### ENTRIES SUPPLIED
● ● ● ● ● ● ●
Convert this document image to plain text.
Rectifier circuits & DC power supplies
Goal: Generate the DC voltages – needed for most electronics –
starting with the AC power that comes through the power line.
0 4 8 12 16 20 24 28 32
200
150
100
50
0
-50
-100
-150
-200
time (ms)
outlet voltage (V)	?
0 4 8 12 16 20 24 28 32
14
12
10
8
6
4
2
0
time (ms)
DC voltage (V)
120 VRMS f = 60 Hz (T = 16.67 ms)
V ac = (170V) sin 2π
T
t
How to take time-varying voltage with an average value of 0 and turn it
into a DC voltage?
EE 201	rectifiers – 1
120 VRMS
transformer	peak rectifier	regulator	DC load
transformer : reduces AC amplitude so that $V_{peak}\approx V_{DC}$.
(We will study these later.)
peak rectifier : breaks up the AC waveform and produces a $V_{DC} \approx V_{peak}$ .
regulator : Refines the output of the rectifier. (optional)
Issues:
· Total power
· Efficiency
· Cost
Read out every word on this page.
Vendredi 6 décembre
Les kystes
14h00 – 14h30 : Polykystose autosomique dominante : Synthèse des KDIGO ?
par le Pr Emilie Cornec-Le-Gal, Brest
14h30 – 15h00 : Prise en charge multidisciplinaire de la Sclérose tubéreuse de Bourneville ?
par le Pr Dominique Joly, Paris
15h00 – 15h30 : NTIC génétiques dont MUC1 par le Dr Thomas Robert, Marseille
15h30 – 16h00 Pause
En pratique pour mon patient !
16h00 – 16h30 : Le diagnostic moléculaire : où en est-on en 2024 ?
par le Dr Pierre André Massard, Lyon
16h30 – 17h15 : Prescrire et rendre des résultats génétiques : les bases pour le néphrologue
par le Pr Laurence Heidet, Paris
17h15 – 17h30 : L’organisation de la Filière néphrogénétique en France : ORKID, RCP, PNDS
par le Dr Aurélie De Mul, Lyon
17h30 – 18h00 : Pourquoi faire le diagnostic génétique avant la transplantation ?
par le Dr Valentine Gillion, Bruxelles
● ● ● ● ● ● ●
### EXERCISE TASK
Above are some records. Print them all exactly.

### WRITTEN RESPONSE
Convert this document image to plain text.
Rectifier circuits & DC power supplies
Goal: Generate the DC voltages – needed for most electronics –
starting with the AC power that comes through the power line.
0 4 8 12 16 20 24 28 32
200
150
100
50
0
-50
-100
-150
-200
time (ms)
outlet voltage (V)	?
0 4 8 12 16 20 24 28 32
14
12
10
8
6
4
2
0
time (ms)
DC voltage (V)
120 VRMS f = 60 Hz (T = 16.67 ms)
V ac = (170V) sin 2π
T
t
How to take time-varying voltage with an average value of 0 and turn it
into a DC voltage?
EE 201	rectifiers – 1
120 VRMS
transformer	peak rectifier	regulator	DC load
transformer : reduces AC amplitude so that $V_{peak}\approx V_{DC}$.
(We will study these later.)
peak rectifier : breaks up the AC waveform and produces a $V_{DC} \approx V_{peak}$ .
regulator : Refines the output of the rectifier. (optional)
Issues:
· Total power
· Efficiency
· Cost
Read out every word on this page.
Vendredi 6 décembre
Les kystes
14h00 – 14h30 : Polykystose autosomique dominante : Synthèse des KDIGO ?
par le Pr Emilie Cornec-Le-Gal, Brest
14h30 – 15h00 : Prise en charge multidisciplinaire de la Sclérose tubéreuse de Bourneville ?
par le Pr Dominique Joly, Paris
15h00 – 15h30 : NTIC génétiques dont MUC1 par le Dr Thomas Robert, Marseille
15h30 – 16h00 Pause
En pratique pour mon patient !
16h00 – 16h30 : Le diagnostic moléculaire : où en est-on en 2024 ?
par le Dr Pierre André Massard, Lyon
16h30 – 17h15 : Prescrire et rendre des résultats génétiques : les bases pour le néphrologue
par le Pr Laurence Heidet, Paris
17h15 – 17h30 : L’organisation de la Filière néphrogénétique en France : ORKID, RCP, PNDS
par le Dr Aurélie De Mul, Lyon
17h30 – 18h00 : Pourquoi faire le diagnostic génétique avant la transplantation ?
par le Dr Valentine Gillion, Bruxelles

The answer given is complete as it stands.